- [Information given]:
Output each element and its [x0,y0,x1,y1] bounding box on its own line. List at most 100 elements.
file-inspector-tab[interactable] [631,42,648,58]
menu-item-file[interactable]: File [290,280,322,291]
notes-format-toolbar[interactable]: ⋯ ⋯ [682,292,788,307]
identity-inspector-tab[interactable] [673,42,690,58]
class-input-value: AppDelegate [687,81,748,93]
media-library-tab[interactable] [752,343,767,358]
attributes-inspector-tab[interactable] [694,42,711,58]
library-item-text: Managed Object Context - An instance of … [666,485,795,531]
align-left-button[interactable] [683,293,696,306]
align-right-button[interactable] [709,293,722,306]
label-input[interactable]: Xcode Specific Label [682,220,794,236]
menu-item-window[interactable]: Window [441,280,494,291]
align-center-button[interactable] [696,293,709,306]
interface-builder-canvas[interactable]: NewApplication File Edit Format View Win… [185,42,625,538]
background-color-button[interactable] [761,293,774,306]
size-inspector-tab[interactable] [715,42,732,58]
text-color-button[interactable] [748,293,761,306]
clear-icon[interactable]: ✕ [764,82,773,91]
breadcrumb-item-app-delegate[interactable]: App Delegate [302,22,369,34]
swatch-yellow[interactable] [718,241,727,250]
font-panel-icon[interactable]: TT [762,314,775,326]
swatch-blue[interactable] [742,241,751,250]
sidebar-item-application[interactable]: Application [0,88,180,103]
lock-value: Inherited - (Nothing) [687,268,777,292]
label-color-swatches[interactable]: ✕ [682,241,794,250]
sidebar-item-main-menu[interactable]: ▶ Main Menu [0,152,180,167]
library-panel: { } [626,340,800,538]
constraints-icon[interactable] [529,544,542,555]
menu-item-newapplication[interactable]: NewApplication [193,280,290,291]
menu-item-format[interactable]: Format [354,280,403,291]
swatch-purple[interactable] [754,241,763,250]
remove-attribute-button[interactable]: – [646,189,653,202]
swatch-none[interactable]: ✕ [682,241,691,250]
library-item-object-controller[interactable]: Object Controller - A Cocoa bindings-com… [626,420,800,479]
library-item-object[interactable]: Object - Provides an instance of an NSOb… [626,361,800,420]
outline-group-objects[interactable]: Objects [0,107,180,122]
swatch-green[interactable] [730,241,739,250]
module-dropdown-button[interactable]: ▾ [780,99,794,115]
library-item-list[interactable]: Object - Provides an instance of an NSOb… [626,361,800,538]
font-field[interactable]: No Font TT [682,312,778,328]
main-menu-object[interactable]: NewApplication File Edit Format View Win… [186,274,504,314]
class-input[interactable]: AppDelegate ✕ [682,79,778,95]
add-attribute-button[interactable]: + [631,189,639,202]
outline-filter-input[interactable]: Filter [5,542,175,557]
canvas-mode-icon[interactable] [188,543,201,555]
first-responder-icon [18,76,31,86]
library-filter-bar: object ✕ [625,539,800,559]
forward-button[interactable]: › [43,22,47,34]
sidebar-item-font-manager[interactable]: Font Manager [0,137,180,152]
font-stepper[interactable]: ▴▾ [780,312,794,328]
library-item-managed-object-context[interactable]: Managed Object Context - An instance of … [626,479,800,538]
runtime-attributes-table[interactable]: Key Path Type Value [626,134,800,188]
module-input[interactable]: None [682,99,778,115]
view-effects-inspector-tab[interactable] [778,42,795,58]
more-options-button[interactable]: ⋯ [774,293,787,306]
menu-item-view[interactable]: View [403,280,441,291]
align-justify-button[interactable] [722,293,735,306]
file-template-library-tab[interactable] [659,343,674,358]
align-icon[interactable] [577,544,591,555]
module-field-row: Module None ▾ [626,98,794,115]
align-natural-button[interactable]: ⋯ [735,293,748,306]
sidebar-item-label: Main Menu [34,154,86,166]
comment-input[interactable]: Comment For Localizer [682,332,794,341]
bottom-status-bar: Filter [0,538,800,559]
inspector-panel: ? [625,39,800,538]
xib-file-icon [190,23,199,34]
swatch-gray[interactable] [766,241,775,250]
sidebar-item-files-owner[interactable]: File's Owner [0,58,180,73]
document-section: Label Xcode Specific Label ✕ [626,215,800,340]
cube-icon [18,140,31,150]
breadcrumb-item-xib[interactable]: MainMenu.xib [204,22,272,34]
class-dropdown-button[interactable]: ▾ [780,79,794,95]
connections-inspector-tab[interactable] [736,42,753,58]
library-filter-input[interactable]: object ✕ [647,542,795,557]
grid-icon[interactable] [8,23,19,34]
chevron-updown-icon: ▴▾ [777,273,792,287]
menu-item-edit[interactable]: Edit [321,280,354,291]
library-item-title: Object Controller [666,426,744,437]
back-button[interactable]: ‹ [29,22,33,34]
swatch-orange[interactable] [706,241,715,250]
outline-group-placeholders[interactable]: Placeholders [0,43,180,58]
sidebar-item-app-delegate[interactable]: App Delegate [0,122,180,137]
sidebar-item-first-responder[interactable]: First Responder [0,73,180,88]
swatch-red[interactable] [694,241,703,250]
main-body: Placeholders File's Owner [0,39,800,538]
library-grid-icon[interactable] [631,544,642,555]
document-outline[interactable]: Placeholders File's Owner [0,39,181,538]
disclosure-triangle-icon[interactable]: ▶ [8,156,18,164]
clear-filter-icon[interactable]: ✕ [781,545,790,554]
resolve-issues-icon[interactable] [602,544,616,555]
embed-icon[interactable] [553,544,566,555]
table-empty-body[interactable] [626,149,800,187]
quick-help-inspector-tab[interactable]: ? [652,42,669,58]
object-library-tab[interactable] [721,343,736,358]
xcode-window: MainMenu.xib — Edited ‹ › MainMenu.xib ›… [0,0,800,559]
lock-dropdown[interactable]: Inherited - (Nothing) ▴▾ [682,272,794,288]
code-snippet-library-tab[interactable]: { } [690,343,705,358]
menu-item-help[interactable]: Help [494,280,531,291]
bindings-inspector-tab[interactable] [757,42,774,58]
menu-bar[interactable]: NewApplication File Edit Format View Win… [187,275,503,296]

- [The exercise]: Could you copy out every row above, character for character and in the same order?

- [Final result]:
Output each element and its [x0,y0,x1,y1] bounding box on its own line. List at most 100 elements.
file-inspector-tab[interactable] [631,42,648,58]
menu-item-file[interactable]: File [290,280,322,291]
notes-format-toolbar[interactable]: ⋯ ⋯ [682,292,788,307]
identity-inspector-tab[interactable] [673,42,690,58]
class-input-value: AppDelegate [687,81,748,93]
media-library-tab[interactable] [752,343,767,358]
attributes-inspector-tab[interactable] [694,42,711,58]
library-item-text: Managed Object Context - An instance of … [666,485,795,531]
align-left-button[interactable] [683,293,696,306]
align-right-button[interactable] [709,293,722,306]
label-input[interactable]: Xcode Specific Label [682,220,794,236]
menu-item-window[interactable]: Window [441,280,494,291]
align-center-button[interactable] [696,293,709,306]
interface-builder-canvas[interactable]: NewApplication File Edit Format View Win… [185,42,625,538]
background-color-button[interactable] [761,293,774,306]
size-inspector-tab[interactable] [715,42,732,58]
text-color-button[interactable] [748,293,761,306]
clear-icon[interactable]: ✕ [764,82,773,91]
breadcrumb-item-app-delegate[interactable]: App Delegate [302,22,369,34]
swatch-yellow[interactable] [718,241,727,250]
font-panel-icon[interactable]: TT [762,314,775,326]
swatch-blue[interactable] [742,241,751,250]
sidebar-item-application[interactable]: Application [0,88,180,103]
lock-value: Inherited - (Nothing) [687,268,777,292]
label-color-swatches[interactable]: ✕ [682,241,794,250]
sidebar-item-main-menu[interactable]: ▶ Main Menu [0,152,180,167]
library-panel: { } [626,340,800,538]
constraints-icon[interactable] [529,544,542,555]
menu-item-newapplication[interactable]: NewApplication [193,280,290,291]
menu-item-format[interactable]: Format [354,280,403,291]
swatch-purple[interactable] [754,241,763,250]
remove-attribute-button[interactable]: – [646,189,653,202]
swatch-none[interactable]: ✕ [682,241,691,250]
library-item-object-controller[interactable]: Object Controller - A Cocoa bindings-com… [626,420,800,479]
library-item-object[interactable]: Object - Provides an instance of an NSOb… [626,361,800,420]
outline-group-objects[interactable]: Objects [0,107,180,122]
swatch-green[interactable] [730,241,739,250]
module-dropdown-button[interactable]: ▾ [780,99,794,115]
library-item-list[interactable]: Object - Provides an instance of an NSOb… [626,361,800,538]
font-field[interactable]: No Font TT [682,312,778,328]
main-menu-object[interactable]: NewApplication File Edit Format View Win… [186,274,504,314]
class-input[interactable]: AppDelegate ✕ [682,79,778,95]
add-attribute-button[interactable]: + [631,189,639,202]
outline-filter-input[interactable]: Filter [5,542,175,557]
canvas-mode-icon[interactable] [188,543,201,555]
first-responder-icon [18,76,31,86]
library-filter-bar: object ✕ [625,539,800,559]
forward-button[interactable]: › [43,22,47,34]
sidebar-item-font-manager[interactable]: Font Manager [0,137,180,152]
font-stepper[interactable]: ▴▾ [780,312,794,328]
library-item-managed-object-context[interactable]: Managed Object Context - An instance of … [626,479,800,538]
runtime-attributes-table[interactable]: Key Path Type Value [626,134,800,188]
module-input[interactable]: None [682,99,778,115]
view-effects-inspector-tab[interactable] [778,42,795,58]
more-options-button[interactable]: ⋯ [774,293,787,306]
menu-item-view[interactable]: View [403,280,441,291]
align-justify-button[interactable] [722,293,735,306]
file-template-library-tab[interactable] [659,343,674,358]
align-icon[interactable] [577,544,591,555]
module-field-row: Module None ▾ [626,98,794,115]
align-natural-button[interactable]: ⋯ [735,293,748,306]
sidebar-item-label: Main Menu [34,154,86,166]
comment-input[interactable]: Comment For Localizer [682,332,794,341]
bottom-status-bar: Filter [0,538,800,559]
inspector-panel: ? [625,39,800,538]
xib-file-icon [190,23,199,34]
swatch-gray[interactable] [766,241,775,250]
sidebar-item-files-owner[interactable]: File's Owner [0,58,180,73]
document-section: Label Xcode Specific Label ✕ [626,215,800,340]
cube-icon [18,140,31,150]
breadcrumb-item-xib[interactable]: MainMenu.xib [204,22,272,34]
class-dropdown-button[interactable]: ▾ [780,79,794,95]
connections-inspector-tab[interactable] [736,42,753,58]
library-filter-input[interactable]: object ✕ [647,542,795,557]
grid-icon[interactable] [8,23,19,34]
chevron-updown-icon: ▴▾ [777,273,792,287]
menu-item-edit[interactable]: Edit [321,280,354,291]
library-item-title: Object Controller [666,426,744,437]
back-button[interactable]: ‹ [29,22,33,34]
swatch-orange[interactable] [706,241,715,250]
outline-group-placeholders[interactable]: Placeholders [0,43,180,58]
sidebar-item-app-delegate[interactable]: App Delegate [0,122,180,137]
sidebar-item-first-responder[interactable]: First Responder [0,73,180,88]
swatch-red[interactable] [694,241,703,250]
main-body: Placeholders File's Owner [0,39,800,538]
library-grid-icon[interactable] [631,544,642,555]
document-outline[interactable]: Placeholders File's Owner [0,39,181,538]
disclosure-triangle-icon[interactable]: ▶ [8,156,18,164]
clear-filter-icon[interactable]: ✕ [781,545,790,554]
resolve-issues-icon[interactable] [602,544,616,555]
embed-icon[interactable] [553,544,566,555]
table-empty-body[interactable] [626,149,800,187]
quick-help-inspector-tab[interactable]: ? [652,42,669,58]
object-library-tab[interactable] [721,343,736,358]
xcode-window: MainMenu.xib — Edited ‹ › MainMenu.xib ›… [0,0,800,559]
lock-dropdown[interactable]: Inherited - (Nothing) ▴▾ [682,272,794,288]
code-snippet-library-tab[interactable]: { } [690,343,705,358]
menu-item-help[interactable]: Help [494,280,531,291]
bindings-inspector-tab[interactable] [757,42,774,58]
menu-bar[interactable]: NewApplication File Edit Format View Win… [187,275,503,296]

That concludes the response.